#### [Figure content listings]
══════════════════════════════
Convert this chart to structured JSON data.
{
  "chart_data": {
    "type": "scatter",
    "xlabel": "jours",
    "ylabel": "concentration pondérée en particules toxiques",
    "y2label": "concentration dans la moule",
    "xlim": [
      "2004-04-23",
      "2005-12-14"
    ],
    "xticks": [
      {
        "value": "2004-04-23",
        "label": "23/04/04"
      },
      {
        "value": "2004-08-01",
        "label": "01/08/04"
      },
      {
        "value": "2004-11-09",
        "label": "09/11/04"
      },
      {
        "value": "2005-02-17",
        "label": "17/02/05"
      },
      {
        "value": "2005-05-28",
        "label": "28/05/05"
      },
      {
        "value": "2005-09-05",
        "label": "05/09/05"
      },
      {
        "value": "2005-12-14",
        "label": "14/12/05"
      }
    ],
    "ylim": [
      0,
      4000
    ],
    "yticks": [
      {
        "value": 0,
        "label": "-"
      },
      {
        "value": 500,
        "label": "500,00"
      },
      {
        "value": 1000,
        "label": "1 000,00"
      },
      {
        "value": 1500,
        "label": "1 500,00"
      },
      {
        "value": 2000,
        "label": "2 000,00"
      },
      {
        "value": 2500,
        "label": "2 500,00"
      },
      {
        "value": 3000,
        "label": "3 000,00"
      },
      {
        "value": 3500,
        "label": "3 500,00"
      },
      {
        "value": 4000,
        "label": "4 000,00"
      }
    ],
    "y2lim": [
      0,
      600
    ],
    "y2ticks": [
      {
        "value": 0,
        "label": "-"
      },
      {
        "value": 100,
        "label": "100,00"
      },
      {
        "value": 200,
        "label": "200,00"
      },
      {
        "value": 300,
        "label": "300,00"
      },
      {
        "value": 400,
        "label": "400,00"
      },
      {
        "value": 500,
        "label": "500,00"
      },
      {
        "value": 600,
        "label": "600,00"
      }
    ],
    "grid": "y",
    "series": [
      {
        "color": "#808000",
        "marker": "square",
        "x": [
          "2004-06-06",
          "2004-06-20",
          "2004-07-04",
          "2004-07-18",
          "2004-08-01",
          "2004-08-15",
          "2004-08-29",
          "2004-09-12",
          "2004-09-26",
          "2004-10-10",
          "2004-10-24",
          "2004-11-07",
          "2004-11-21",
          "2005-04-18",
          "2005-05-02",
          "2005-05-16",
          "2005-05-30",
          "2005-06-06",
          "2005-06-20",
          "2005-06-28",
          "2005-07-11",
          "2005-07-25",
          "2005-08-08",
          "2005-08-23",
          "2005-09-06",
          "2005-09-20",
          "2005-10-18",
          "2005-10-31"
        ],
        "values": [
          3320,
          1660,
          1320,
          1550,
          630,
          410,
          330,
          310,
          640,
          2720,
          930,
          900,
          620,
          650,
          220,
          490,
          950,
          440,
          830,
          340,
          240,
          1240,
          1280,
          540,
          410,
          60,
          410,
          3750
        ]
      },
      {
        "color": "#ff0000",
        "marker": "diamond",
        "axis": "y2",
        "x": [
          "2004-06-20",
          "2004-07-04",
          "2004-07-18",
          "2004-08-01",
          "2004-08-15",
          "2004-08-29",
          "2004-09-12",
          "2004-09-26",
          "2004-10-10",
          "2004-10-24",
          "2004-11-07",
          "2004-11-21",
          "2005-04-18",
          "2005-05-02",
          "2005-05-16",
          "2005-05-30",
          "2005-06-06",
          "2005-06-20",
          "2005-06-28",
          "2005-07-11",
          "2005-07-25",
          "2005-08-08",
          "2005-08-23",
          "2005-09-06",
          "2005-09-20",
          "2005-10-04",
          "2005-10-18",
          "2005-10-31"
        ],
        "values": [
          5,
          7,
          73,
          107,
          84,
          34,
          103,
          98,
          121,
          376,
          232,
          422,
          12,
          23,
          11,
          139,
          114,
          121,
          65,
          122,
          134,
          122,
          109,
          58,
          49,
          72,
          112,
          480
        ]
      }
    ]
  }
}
══════════════════════════════
Among the lines above, how many contain the string "concentration"? State the number alone.

2